STORED DATA -
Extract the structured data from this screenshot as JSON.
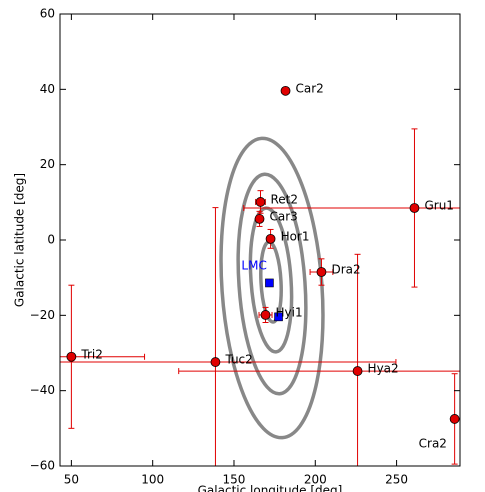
{
  "chart_data": {
    "type": "scatter",
    "xlabel": "Galactic longitude [deg]",
    "ylabel": "Galactic latitude [deg]",
    "xlim": [
      43,
      289
    ],
    "ylim": [
      -60,
      60
    ],
    "xticks": [
      50,
      100,
      150,
      200,
      250
    ],
    "yticks": [
      {
        "value": -60,
        "label": "−60"
      },
      {
        "value": -40,
        "label": "−40"
      },
      {
        "value": -20,
        "label": "−20"
      },
      0,
      20,
      40,
      60
    ],
    "series": [
      {
        "color": "#e00000",
        "marker": "circle",
        "labels": [
          "Car2",
          "Ret2",
          "Car3",
          "Hor1",
          "Dra2",
          "Gru1",
          "Hyi1",
          "Tri2",
          "Tuc2",
          "Hya2",
          "Cra2"
        ],
        "x": [
          181.7,
          166.3,
          165.7,
          172.5,
          203.8,
          261,
          169.4,
          50,
          138.6,
          226,
          285.7
        ],
        "values": [
          39.6,
          10.1,
          5.6,
          0.3,
          -8.5,
          8.5,
          -19.9,
          -31,
          -32.4,
          -34.8,
          -47.5
        ],
        "xerr": [
          0,
          3,
          2,
          2,
          7,
          105,
          4,
          45,
          111,
          110,
          2
        ],
        "yerr": [
          0,
          3,
          2,
          2.5,
          3.5,
          21,
          2,
          19,
          41,
          31,
          12
        ]
      },
      {
        "name": "LMC",
        "color": "#0000ff",
        "marker": "square",
        "x": [
          171.8,
          177.4
        ],
        "values": [
          -11.4,
          -20.4
        ]
      }
    ]
  }
}
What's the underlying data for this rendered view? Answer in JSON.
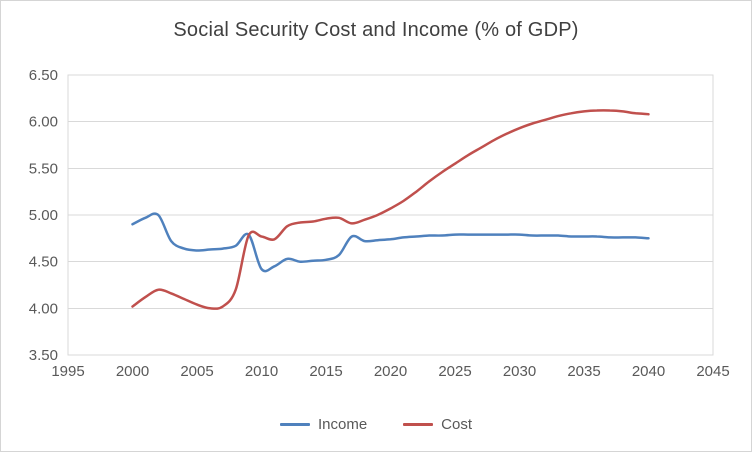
{
  "chart_data": {
    "type": "line",
    "title": "Social Security Cost and Income (% of GDP)",
    "xlabel": "",
    "ylabel": "",
    "xlim": [
      1995,
      2045
    ],
    "ylim": [
      3.5,
      6.5
    ],
    "x_ticks": [
      1995,
      2000,
      2005,
      2010,
      2015,
      2020,
      2025,
      2030,
      2035,
      2040,
      2045
    ],
    "y_ticks": [
      3.5,
      4.0,
      4.5,
      5.0,
      5.5,
      6.0,
      6.5
    ],
    "grid": "horizontal",
    "legend_position": "bottom",
    "x": [
      2000,
      2001,
      2002,
      2003,
      2004,
      2005,
      2006,
      2007,
      2008,
      2009,
      2010,
      2011,
      2012,
      2013,
      2014,
      2015,
      2016,
      2017,
      2018,
      2019,
      2020,
      2021,
      2022,
      2023,
      2024,
      2025,
      2026,
      2027,
      2028,
      2029,
      2030,
      2031,
      2032,
      2033,
      2034,
      2035,
      2036,
      2037,
      2038,
      2039,
      2040
    ],
    "series": [
      {
        "name": "Income",
        "color": "#4F81BD",
        "values": [
          4.9,
          4.97,
          5.0,
          4.72,
          4.64,
          4.62,
          4.63,
          4.64,
          4.67,
          4.79,
          4.42,
          4.45,
          4.53,
          4.5,
          4.51,
          4.52,
          4.57,
          4.77,
          4.72,
          4.73,
          4.74,
          4.76,
          4.77,
          4.78,
          4.78,
          4.79,
          4.79,
          4.79,
          4.79,
          4.79,
          4.79,
          4.78,
          4.78,
          4.78,
          4.77,
          4.77,
          4.77,
          4.76,
          4.76,
          4.76,
          4.75
        ]
      },
      {
        "name": "Cost",
        "color": "#C0504D",
        "values": [
          4.02,
          4.12,
          4.2,
          4.16,
          4.1,
          4.04,
          4.0,
          4.02,
          4.2,
          4.78,
          4.77,
          4.74,
          4.88,
          4.92,
          4.93,
          4.96,
          4.97,
          4.91,
          4.95,
          5.0,
          5.07,
          5.15,
          5.25,
          5.36,
          5.46,
          5.55,
          5.64,
          5.72,
          5.8,
          5.87,
          5.93,
          5.98,
          6.02,
          6.06,
          6.09,
          6.11,
          6.12,
          6.12,
          6.11,
          6.09,
          6.08
        ]
      }
    ],
    "colors": {
      "gridline": "#d9d9d9",
      "axis_text": "#595959",
      "title_text": "#404040",
      "plot_border": "#d9d9d9"
    }
  }
}
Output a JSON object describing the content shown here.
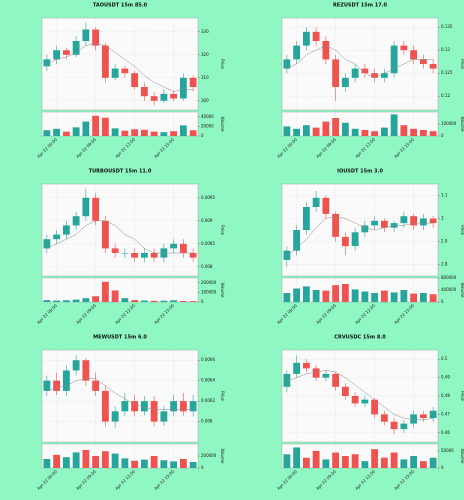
{
  "chart_data": [
    {
      "type": "candlestick",
      "title": "TAOUSDT 15m 85.0",
      "ylabel": "Price",
      "vol_label": "Volume",
      "open": [
        315,
        318,
        322,
        320,
        326,
        331,
        324,
        310,
        314,
        312,
        306,
        302,
        300,
        303,
        301,
        310
      ],
      "high": [
        320,
        324,
        323,
        328,
        334,
        332,
        325,
        316,
        315,
        313,
        308,
        304,
        305,
        304,
        312,
        311
      ],
      "low": [
        313,
        316,
        318,
        319,
        324,
        322,
        308,
        309,
        310,
        305,
        300,
        298,
        299,
        300,
        300,
        304
      ],
      "close": [
        318,
        322,
        320,
        326,
        331,
        324,
        310,
        314,
        312,
        306,
        302,
        300,
        303,
        301,
        310,
        306
      ],
      "volume": [
        12000,
        15000,
        9000,
        18000,
        30000,
        42000,
        38000,
        16000,
        11000,
        14000,
        13000,
        9000,
        8000,
        10000,
        22000,
        12000
      ],
      "ma": [
        316,
        318,
        319,
        321,
        324,
        325,
        324,
        321,
        318,
        315,
        311,
        308,
        306,
        304,
        305,
        305
      ],
      "ylim": [
        296,
        336
      ],
      "yticks": [
        300,
        310,
        320,
        330
      ],
      "vol_ylim": [
        0,
        50000
      ],
      "vol_yticks": [
        0,
        20000,
        40000
      ],
      "xticks": [
        {
          "value": 1,
          "label": "Apr 22 06:00"
        },
        {
          "value": 5,
          "label": "Apr 22 09:00"
        },
        {
          "value": 9,
          "label": "Apr 22 12:00"
        },
        {
          "value": 13,
          "label": "Apr 22 15:00"
        }
      ],
      "up_color": "#26a69a",
      "down_color": "#ef5350",
      "ma_color": "#8c8c8c",
      "grid": true
    },
    {
      "type": "candlestick",
      "title": "REZUSDT 15m 17.0",
      "ylabel": "Price",
      "vol_label": "Volume",
      "open": [
        0.126,
        0.128,
        0.131,
        0.134,
        0.132,
        0.128,
        0.122,
        0.124,
        0.126,
        0.125,
        0.124,
        0.125,
        0.131,
        0.13,
        0.128,
        0.127
      ],
      "high": [
        0.129,
        0.132,
        0.135,
        0.135,
        0.133,
        0.129,
        0.125,
        0.127,
        0.127,
        0.126,
        0.126,
        0.132,
        0.132,
        0.131,
        0.129,
        0.128
      ],
      "low": [
        0.125,
        0.127,
        0.13,
        0.131,
        0.127,
        0.119,
        0.121,
        0.123,
        0.124,
        0.123,
        0.123,
        0.124,
        0.129,
        0.127,
        0.126,
        0.125
      ],
      "close": [
        0.128,
        0.131,
        0.134,
        0.132,
        0.128,
        0.122,
        0.124,
        0.126,
        0.125,
        0.124,
        0.125,
        0.131,
        0.13,
        0.128,
        0.127,
        0.126
      ],
      "volume": [
        80000,
        60000,
        90000,
        70000,
        120000,
        150000,
        110000,
        60000,
        50000,
        40000,
        70000,
        180000,
        90000,
        60000,
        50000,
        40000
      ],
      "ma": [
        0.126,
        0.127,
        0.129,
        0.13,
        0.131,
        0.13,
        0.128,
        0.127,
        0.125,
        0.124,
        0.125,
        0.126,
        0.127,
        0.128,
        0.128,
        0.128
      ],
      "ylim": [
        0.117,
        0.137
      ],
      "yticks": [
        0.12,
        0.125,
        0.13,
        0.135
      ],
      "vol_ylim": [
        0,
        200000
      ],
      "vol_yticks": [
        0,
        100000
      ],
      "xticks": [
        {
          "value": 1,
          "label": "Apr 22 06:00"
        },
        {
          "value": 5,
          "label": "Apr 22 09:00"
        },
        {
          "value": 9,
          "label": "Apr 22 12:00"
        },
        {
          "value": 13,
          "label": "Apr 22 15:00"
        }
      ],
      "up_color": "#26a69a",
      "down_color": "#ef5350",
      "ma_color": "#8c8c8c",
      "grid": true
    },
    {
      "type": "candlestick",
      "title": "TURBOUSDT 15m 11.0",
      "ylabel": "Price",
      "vol_label": "Volume",
      "open": [
        0.0084,
        0.0086,
        0.0087,
        0.0089,
        0.0091,
        0.0095,
        0.009,
        0.0084,
        0.0083,
        0.0083,
        0.0082,
        0.0083,
        0.0082,
        0.0084,
        0.0085,
        0.0083
      ],
      "high": [
        0.0087,
        0.0088,
        0.009,
        0.0092,
        0.0097,
        0.0096,
        0.0091,
        0.0085,
        0.0084,
        0.0084,
        0.0084,
        0.0084,
        0.0085,
        0.0086,
        0.0086,
        0.0084
      ],
      "low": [
        0.0083,
        0.0085,
        0.0086,
        0.0088,
        0.009,
        0.0089,
        0.0083,
        0.0082,
        0.0082,
        0.0081,
        0.0081,
        0.0081,
        0.0081,
        0.0083,
        0.0082,
        0.0081
      ],
      "close": [
        0.0086,
        0.0087,
        0.0089,
        0.0091,
        0.0095,
        0.009,
        0.0084,
        0.0083,
        0.0083,
        0.0082,
        0.0083,
        0.0082,
        0.0084,
        0.0085,
        0.0083,
        0.0082
      ],
      "volume": [
        20000,
        15000,
        18000,
        25000,
        40000,
        60000,
        210000,
        120000,
        40000,
        20000,
        15000,
        12000,
        14000,
        18000,
        10000,
        9000
      ],
      "ma": [
        0.0084,
        0.0085,
        0.0086,
        0.0087,
        0.0089,
        0.009,
        0.009,
        0.0089,
        0.0087,
        0.0086,
        0.0084,
        0.0083,
        0.0083,
        0.0083,
        0.0083,
        0.0083
      ],
      "ylim": [
        0.0078,
        0.0098
      ],
      "yticks": [
        0.008,
        0.0085,
        0.009,
        0.0095
      ],
      "vol_ylim": [
        0,
        250000
      ],
      "vol_yticks": [
        0,
        100000,
        200000
      ],
      "xticks": [
        {
          "value": 1,
          "label": "Apr 22 06:00"
        },
        {
          "value": 5,
          "label": "Apr 22 09:00"
        },
        {
          "value": 9,
          "label": "Apr 22 12:00"
        },
        {
          "value": 13,
          "label": "Apr 22 15:00"
        }
      ],
      "up_color": "#26a69a",
      "down_color": "#ef5350",
      "ma_color": "#8c8c8c",
      "grid": true
    },
    {
      "type": "candlestick",
      "title": "IOUSDT 15m 3.0",
      "ylabel": "Price",
      "vol_label": "Volume",
      "open": [
        2.82,
        2.86,
        2.95,
        3.05,
        3.09,
        3.02,
        2.92,
        2.88,
        2.94,
        2.97,
        2.99,
        2.96,
        2.98,
        3.01,
        2.97,
        3.0
      ],
      "high": [
        2.88,
        2.97,
        3.07,
        3.12,
        3.1,
        3.03,
        2.94,
        2.96,
        2.99,
        3.01,
        3.0,
        2.99,
        3.03,
        3.02,
        3.02,
        3.01
      ],
      "low": [
        2.79,
        2.84,
        2.93,
        3.03,
        3.0,
        2.9,
        2.84,
        2.86,
        2.92,
        2.95,
        2.94,
        2.94,
        2.96,
        2.95,
        2.95,
        2.96
      ],
      "close": [
        2.86,
        2.95,
        3.05,
        3.09,
        3.02,
        2.92,
        2.88,
        2.94,
        2.97,
        2.99,
        2.96,
        2.98,
        3.01,
        2.97,
        3.0,
        2.98
      ],
      "volume": [
        300000,
        450000,
        520000,
        400000,
        380000,
        560000,
        600000,
        420000,
        350000,
        300000,
        380000,
        320000,
        400000,
        280000,
        300000,
        260000
      ],
      "ma": [
        2.84,
        2.87,
        2.91,
        2.96,
        3.0,
        3.01,
        3.0,
        2.98,
        2.96,
        2.95,
        2.96,
        2.97,
        2.97,
        2.98,
        2.98,
        2.98
      ],
      "ylim": [
        2.75,
        3.15
      ],
      "yticks": [
        2.8,
        2.9,
        3,
        3.1
      ],
      "vol_ylim": [
        0,
        800000
      ],
      "vol_yticks": [
        0,
        400000,
        800000
      ],
      "xticks": [
        {
          "value": 1,
          "label": "Apr 22 06:00"
        },
        {
          "value": 5,
          "label": "Apr 22 09:00"
        },
        {
          "value": 9,
          "label": "Apr 22 12:00"
        },
        {
          "value": 13,
          "label": "Apr 22 15:00"
        }
      ],
      "up_color": "#26a69a",
      "down_color": "#ef5350",
      "ma_color": "#8c8c8c",
      "grid": true
    },
    {
      "type": "candlestick",
      "title": "MEWUSDT 15m 6.0",
      "ylabel": "Price",
      "vol_label": "Volume",
      "open": [
        0.0063,
        0.0064,
        0.0063,
        0.0065,
        0.0066,
        0.0064,
        0.0063,
        0.006,
        0.0061,
        0.0062,
        0.0061,
        0.0062,
        0.006,
        0.0061,
        0.0062,
        0.0061
      ],
      "high": [
        0.00645,
        0.00648,
        0.00655,
        0.00665,
        0.00662,
        0.00648,
        0.00635,
        0.00615,
        0.00628,
        0.00626,
        0.00625,
        0.00625,
        0.00615,
        0.00626,
        0.00628,
        0.00626
      ],
      "low": [
        0.00625,
        0.00626,
        0.00625,
        0.00645,
        0.00635,
        0.00625,
        0.00595,
        0.00594,
        0.00605,
        0.00605,
        0.00606,
        0.00595,
        0.00596,
        0.00605,
        0.00606,
        0.00605
      ],
      "close": [
        0.0064,
        0.0063,
        0.0065,
        0.0066,
        0.0064,
        0.0063,
        0.006,
        0.0061,
        0.0062,
        0.0061,
        0.0062,
        0.006,
        0.0061,
        0.0062,
        0.0061,
        0.0062
      ],
      "volume": [
        150000,
        220000,
        180000,
        260000,
        300000,
        200000,
        280000,
        240000,
        160000,
        120000,
        140000,
        200000,
        130000,
        110000,
        150000,
        100000
      ],
      "ma": [
        0.0063,
        0.00633,
        0.00635,
        0.0064,
        0.00642,
        0.00642,
        0.00635,
        0.00628,
        0.00622,
        0.00617,
        0.00614,
        0.00612,
        0.00612,
        0.00612,
        0.00612,
        0.00612
      ],
      "ylim": [
        0.0058,
        0.0067
      ],
      "yticks": [
        0.006,
        0.0062,
        0.0064,
        0.0066
      ],
      "vol_ylim": [
        0,
        400000
      ],
      "vol_yticks": [
        0,
        200000
      ],
      "xticks": [
        {
          "value": 1,
          "label": "Apr 22 06:00"
        },
        {
          "value": 5,
          "label": "Apr 22 09:00"
        },
        {
          "value": 9,
          "label": "Apr 22 12:00"
        },
        {
          "value": 13,
          "label": "Apr 22 15:00"
        }
      ],
      "up_color": "#26a69a",
      "down_color": "#ef5350",
      "ma_color": "#8c8c8c",
      "grid": true
    },
    {
      "type": "candlestick",
      "title": "CRVUSDC 15m 8.0",
      "ylabel": "Price",
      "vol_label": "Volume",
      "open": [
        0.485,
        0.492,
        0.498,
        0.495,
        0.49,
        0.492,
        0.485,
        0.48,
        0.476,
        0.478,
        0.47,
        0.466,
        0.462,
        0.465,
        0.47,
        0.468
      ],
      "high": [
        0.494,
        0.502,
        0.5,
        0.497,
        0.494,
        0.493,
        0.487,
        0.482,
        0.48,
        0.479,
        0.472,
        0.468,
        0.467,
        0.472,
        0.472,
        0.474
      ],
      "low": [
        0.482,
        0.49,
        0.493,
        0.488,
        0.488,
        0.483,
        0.478,
        0.474,
        0.474,
        0.468,
        0.464,
        0.459,
        0.46,
        0.463,
        0.466,
        0.466
      ],
      "close": [
        0.492,
        0.498,
        0.495,
        0.49,
        0.492,
        0.485,
        0.48,
        0.476,
        0.478,
        0.47,
        0.466,
        0.462,
        0.465,
        0.47,
        0.468,
        0.472
      ],
      "volume": [
        40000,
        60000,
        30000,
        50000,
        25000,
        45000,
        35000,
        40000,
        20000,
        55000,
        30000,
        45000,
        25000,
        35000,
        20000,
        30000
      ],
      "ma": [
        0.488,
        0.49,
        0.492,
        0.493,
        0.494,
        0.493,
        0.49,
        0.486,
        0.482,
        0.478,
        0.474,
        0.47,
        0.468,
        0.467,
        0.467,
        0.468
      ],
      "ylim": [
        0.455,
        0.505
      ],
      "yticks": [
        0.46,
        0.47,
        0.48,
        0.49,
        0.5
      ],
      "vol_ylim": [
        0,
        70000
      ],
      "vol_yticks": [
        0,
        50000
      ],
      "xticks": [
        {
          "value": 1,
          "label": "Apr 22 06:00"
        },
        {
          "value": 5,
          "label": "Apr 22 09:00"
        },
        {
          "value": 9,
          "label": "Apr 22 12:00"
        },
        {
          "value": 13,
          "label": "Apr 22 15:00"
        }
      ],
      "up_color": "#26a69a",
      "down_color": "#ef5350",
      "ma_color": "#8c8c8c",
      "grid": true
    }
  ]
}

WRITTEN EXERCISE -
Pull out every line of the records above that contains the word "this".

SOLUTION -
Extract the structured data from this screenshot as JSON.
What's the underlying data for this rendered view? Answer in JSON.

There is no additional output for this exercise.